:: Working data ::
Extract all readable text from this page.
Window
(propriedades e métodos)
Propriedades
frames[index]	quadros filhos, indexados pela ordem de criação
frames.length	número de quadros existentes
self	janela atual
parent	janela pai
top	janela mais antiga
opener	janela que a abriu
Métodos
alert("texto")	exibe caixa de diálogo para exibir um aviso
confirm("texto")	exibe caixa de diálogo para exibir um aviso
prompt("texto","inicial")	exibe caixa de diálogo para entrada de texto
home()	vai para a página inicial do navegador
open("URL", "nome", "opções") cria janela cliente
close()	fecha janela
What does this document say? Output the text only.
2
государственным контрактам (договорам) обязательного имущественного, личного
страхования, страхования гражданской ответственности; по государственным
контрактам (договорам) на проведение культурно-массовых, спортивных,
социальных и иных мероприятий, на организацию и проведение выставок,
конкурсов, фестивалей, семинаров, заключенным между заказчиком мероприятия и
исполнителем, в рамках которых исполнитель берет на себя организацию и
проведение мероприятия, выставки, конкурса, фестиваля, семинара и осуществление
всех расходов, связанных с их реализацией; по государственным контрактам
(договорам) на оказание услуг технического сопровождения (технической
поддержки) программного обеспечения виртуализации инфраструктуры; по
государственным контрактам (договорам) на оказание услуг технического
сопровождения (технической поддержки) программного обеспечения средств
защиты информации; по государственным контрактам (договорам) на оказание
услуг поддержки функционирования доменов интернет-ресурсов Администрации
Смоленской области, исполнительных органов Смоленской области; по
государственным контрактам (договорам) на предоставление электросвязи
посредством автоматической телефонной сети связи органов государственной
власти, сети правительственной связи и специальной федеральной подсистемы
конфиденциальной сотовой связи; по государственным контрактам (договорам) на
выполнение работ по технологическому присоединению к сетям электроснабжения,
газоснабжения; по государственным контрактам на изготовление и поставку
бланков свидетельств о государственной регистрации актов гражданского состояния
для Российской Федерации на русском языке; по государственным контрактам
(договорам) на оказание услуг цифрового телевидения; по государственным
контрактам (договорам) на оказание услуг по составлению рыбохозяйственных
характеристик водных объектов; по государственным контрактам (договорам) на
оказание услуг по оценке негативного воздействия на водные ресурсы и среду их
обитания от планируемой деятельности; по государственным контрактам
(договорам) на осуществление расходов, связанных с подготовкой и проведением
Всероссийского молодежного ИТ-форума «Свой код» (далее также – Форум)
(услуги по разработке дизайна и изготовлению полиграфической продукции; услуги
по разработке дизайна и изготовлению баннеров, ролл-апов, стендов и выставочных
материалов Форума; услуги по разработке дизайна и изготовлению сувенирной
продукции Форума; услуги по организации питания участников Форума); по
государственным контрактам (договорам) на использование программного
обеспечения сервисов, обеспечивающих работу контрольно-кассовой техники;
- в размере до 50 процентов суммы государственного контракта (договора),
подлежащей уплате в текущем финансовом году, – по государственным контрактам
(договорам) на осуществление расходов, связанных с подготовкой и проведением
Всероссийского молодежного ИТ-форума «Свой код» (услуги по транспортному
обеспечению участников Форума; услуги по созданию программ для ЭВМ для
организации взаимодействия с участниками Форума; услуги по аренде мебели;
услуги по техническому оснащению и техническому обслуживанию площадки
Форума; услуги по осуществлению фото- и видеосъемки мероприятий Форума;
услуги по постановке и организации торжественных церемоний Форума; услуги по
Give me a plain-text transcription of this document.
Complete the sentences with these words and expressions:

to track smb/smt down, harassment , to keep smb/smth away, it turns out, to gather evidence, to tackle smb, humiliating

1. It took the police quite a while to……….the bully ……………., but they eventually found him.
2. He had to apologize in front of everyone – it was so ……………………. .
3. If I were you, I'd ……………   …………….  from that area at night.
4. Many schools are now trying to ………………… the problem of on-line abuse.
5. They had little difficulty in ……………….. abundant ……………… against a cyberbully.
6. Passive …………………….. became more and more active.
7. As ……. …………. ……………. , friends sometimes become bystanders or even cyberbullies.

:: Goal ::
All records above must be set down exactly, please.

:: Task result ::
Extract all readable text from this page.
Window
(propriedades e métodos)
Propriedades
frames[index]	quadros filhos, indexados pela ordem de criação
frames.length	número de quadros existentes
self	janela atual
parent	janela pai
top	janela mais antiga
opener	janela que a abriu
Métodos
alert("texto")	exibe caixa de diálogo para exibir um aviso
confirm("texto")	exibe caixa de diálogo para exibir um aviso
prompt("texto","inicial")	exibe caixa de diálogo para entrada de texto
home()	vai para a página inicial do navegador
open("URL", "nome", "opções") cria janela cliente
close()	fecha janela
What does this document say? Output the text only.
2
государственным контрактам (договорам) обязательного имущественного, личного
страхования, страхования гражданской ответственности; по государственным
контрактам (договорам) на проведение культурно-массовых, спортивных,
социальных и иных мероприятий, на организацию и проведение выставок,
конкурсов, фестивалей, семинаров, заключенным между заказчиком мероприятия и
исполнителем, в рамках которых исполнитель берет на себя организацию и
проведение мероприятия, выставки, конкурса, фестиваля, семинара и осуществление
всех расходов, связанных с их реализацией; по государственным контрактам
(договорам) на оказание услуг технического сопровождения (технической
поддержки) программного обеспечения виртуализации инфраструктуры; по
государственным контрактам (договорам) на оказание услуг технического
сопровождения (технической поддержки) программного обеспечения средств
защиты информации; по государственным контрактам (договорам) на оказание
услуг поддержки функционирования доменов интернет-ресурсов Администрации
Смоленской области, исполнительных органов Смоленской области; по
государственным контрактам (договорам) на предоставление электросвязи
посредством автоматической телефонной сети связи органов государственной
власти, сети правительственной связи и специальной федеральной подсистемы
конфиденциальной сотовой связи; по государственным контрактам (договорам) на
выполнение работ по технологическому присоединению к сетям электроснабжения,
газоснабжения; по государственным контрактам на изготовление и поставку
бланков свидетельств о государственной регистрации актов гражданского состояния
для Российской Федерации на русском языке; по государственным контрактам
(договорам) на оказание услуг цифрового телевидения; по государственным
контрактам (договорам) на оказание услуг по составлению рыбохозяйственных
характеристик водных объектов; по государственным контрактам (договорам) на
оказание услуг по оценке негативного воздействия на водные ресурсы и среду их
обитания от планируемой деятельности; по государственным контрактам
(договорам) на осуществление расходов, связанных с подготовкой и проведением
Всероссийского молодежного ИТ-форума «Свой код» (далее также – Форум)
(услуги по разработке дизайна и изготовлению полиграфической продукции; услуги
по разработке дизайна и изготовлению баннеров, ролл-апов, стендов и выставочных
материалов Форума; услуги по разработке дизайна и изготовлению сувенирной
продукции Форума; услуги по организации питания участников Форума); по
государственным контрактам (договорам) на использование программного
обеспечения сервисов, обеспечивающих работу контрольно-кассовой техники;
- в размере до 50 процентов суммы государственного контракта (договора),
подлежащей уплате в текущем финансовом году, – по государственным контрактам
(договорам) на осуществление расходов, связанных с подготовкой и проведением
Всероссийского молодежного ИТ-форума «Свой код» (услуги по транспортному
обеспечению участников Форума; услуги по созданию программ для ЭВМ для
организации взаимодействия с участниками Форума; услуги по аренде мебели;
услуги по техническому оснащению и техническому обслуживанию площадки
Форума; услуги по осуществлению фото- и видеосъемки мероприятий Форума;
услуги по постановке и организации торжественных церемоний Форума; услуги по
Give me a plain-text transcription of this document.
Complete the sentences with these words and expressions:

to track smb/smt down, harassment , to keep smb/smth away, it turns out, to gather evidence, to tackle smb, humiliating

1. It took the police quite a while to……….the bully ……………., but they eventually found him.
2. He had to apologize in front of everyone – it was so ……………………. .
3. If I were you, I'd ……………   …………….  from that area at night.
4. Many schools are now trying to ………………… the problem of on-line abuse.
5. They had little difficulty in ……………….. abundant ……………… against a cyberbully.
6. Passive …………………….. became more and more active.
7. As ……. …………. ……………. , friends sometimes become bystanders or even cyberbullies.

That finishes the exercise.